**What the exercise asks**
In the listing below, find every line containing "color" and copy it out.
··· Records for this exercise
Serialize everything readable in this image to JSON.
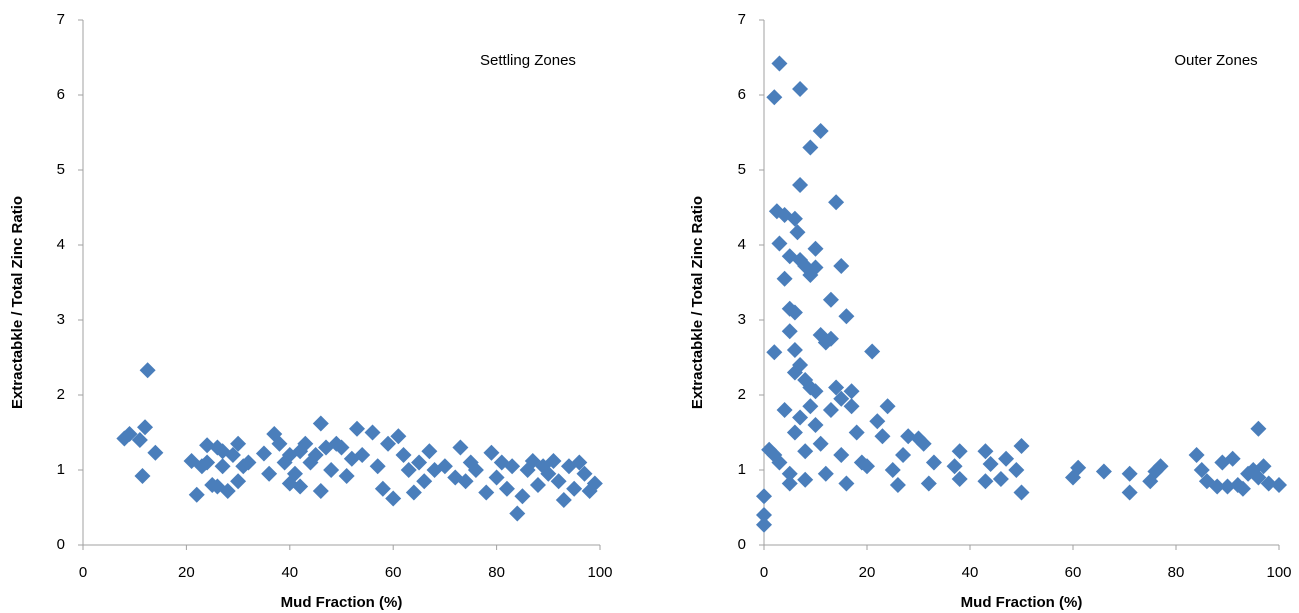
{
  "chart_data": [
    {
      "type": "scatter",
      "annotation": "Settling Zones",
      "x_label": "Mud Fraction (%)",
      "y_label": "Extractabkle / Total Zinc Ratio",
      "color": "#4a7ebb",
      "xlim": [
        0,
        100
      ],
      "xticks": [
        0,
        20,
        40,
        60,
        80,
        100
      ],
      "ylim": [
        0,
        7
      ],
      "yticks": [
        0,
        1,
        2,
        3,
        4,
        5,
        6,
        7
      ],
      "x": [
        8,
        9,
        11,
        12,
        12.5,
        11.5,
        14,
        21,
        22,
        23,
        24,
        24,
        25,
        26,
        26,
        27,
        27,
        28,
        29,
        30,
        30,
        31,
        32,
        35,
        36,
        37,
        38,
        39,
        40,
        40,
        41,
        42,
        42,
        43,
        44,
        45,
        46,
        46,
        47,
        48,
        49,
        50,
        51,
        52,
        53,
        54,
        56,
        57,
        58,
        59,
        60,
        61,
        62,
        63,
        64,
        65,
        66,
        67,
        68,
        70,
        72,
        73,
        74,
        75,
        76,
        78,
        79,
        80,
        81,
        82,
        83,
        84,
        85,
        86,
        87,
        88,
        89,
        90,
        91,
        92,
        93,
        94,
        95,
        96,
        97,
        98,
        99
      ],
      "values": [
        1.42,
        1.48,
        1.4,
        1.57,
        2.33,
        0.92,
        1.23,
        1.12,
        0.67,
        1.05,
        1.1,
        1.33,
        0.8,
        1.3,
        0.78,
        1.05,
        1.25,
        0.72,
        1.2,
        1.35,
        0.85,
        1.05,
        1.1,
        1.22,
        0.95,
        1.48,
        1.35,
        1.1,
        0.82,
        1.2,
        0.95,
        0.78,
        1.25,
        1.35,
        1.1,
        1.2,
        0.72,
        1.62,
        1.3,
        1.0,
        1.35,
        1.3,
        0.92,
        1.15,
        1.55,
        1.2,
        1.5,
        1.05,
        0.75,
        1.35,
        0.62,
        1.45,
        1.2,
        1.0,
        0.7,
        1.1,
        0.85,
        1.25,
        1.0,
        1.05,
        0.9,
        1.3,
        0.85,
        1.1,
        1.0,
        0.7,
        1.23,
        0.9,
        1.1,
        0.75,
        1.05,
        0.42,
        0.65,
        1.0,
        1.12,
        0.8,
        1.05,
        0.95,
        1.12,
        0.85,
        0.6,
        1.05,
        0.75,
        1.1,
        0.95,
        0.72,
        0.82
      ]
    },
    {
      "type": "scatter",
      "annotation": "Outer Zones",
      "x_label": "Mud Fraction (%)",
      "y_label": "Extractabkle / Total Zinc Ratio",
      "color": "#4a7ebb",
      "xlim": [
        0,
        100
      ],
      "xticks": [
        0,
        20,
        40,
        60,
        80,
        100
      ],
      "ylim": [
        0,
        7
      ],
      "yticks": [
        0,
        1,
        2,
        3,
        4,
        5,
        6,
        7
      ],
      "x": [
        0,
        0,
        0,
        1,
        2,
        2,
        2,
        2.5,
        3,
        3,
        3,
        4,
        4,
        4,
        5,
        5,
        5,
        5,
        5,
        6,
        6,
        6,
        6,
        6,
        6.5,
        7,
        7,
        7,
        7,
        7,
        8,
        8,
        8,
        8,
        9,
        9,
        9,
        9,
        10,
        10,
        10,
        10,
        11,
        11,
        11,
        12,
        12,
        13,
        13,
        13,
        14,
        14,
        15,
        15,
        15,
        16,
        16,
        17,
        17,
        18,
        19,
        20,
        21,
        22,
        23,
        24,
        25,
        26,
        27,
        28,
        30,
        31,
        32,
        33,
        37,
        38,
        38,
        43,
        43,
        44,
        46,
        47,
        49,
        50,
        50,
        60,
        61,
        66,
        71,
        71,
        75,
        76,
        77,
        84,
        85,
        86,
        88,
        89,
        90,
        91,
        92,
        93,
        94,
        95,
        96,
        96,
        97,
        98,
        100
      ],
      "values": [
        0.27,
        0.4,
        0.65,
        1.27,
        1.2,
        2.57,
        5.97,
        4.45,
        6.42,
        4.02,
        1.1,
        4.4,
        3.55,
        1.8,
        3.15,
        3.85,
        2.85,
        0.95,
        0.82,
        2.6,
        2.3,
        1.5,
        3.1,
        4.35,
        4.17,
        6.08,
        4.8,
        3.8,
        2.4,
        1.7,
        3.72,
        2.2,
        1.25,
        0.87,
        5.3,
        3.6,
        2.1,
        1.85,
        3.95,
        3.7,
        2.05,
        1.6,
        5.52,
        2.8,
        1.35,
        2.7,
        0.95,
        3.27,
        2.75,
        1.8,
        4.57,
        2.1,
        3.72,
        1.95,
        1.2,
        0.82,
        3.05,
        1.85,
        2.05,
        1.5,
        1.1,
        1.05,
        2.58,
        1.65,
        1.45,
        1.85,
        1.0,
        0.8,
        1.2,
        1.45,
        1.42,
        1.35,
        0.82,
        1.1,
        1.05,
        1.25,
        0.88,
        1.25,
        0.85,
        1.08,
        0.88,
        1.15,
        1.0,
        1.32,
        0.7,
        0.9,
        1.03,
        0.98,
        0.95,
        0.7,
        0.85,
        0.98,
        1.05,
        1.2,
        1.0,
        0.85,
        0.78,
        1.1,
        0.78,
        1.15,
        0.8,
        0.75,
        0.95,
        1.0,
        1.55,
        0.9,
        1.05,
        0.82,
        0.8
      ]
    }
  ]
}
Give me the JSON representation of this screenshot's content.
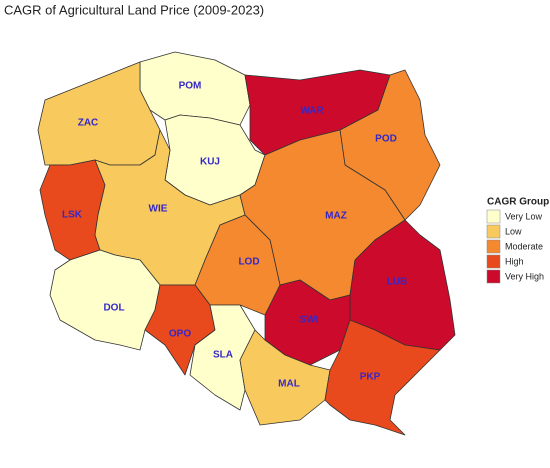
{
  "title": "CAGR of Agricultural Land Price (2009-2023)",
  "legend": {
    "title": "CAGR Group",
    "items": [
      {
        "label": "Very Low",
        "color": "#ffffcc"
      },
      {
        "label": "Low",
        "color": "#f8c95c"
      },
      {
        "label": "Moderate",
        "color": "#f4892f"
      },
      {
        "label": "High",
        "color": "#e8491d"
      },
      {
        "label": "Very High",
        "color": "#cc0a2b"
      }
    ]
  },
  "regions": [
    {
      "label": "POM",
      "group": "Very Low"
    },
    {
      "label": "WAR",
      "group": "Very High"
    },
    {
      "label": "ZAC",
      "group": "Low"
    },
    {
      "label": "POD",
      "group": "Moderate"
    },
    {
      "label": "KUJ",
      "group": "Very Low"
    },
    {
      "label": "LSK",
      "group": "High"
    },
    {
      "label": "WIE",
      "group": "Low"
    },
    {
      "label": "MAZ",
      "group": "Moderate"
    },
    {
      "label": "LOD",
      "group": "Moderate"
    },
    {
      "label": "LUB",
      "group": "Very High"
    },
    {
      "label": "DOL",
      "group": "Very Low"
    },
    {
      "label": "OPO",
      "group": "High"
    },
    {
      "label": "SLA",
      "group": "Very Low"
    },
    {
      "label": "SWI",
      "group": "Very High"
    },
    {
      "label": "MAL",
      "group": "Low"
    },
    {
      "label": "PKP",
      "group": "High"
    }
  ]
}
······
**Complete output**
      "color": "#4a7ebb",
      "color": "#4a7ebb",
        "color": "#ffffcc"
        "color": "#f8c95c"
        "color": "#f4892f"
        "color": "#e8491d"
        "color": "#cc0a2b"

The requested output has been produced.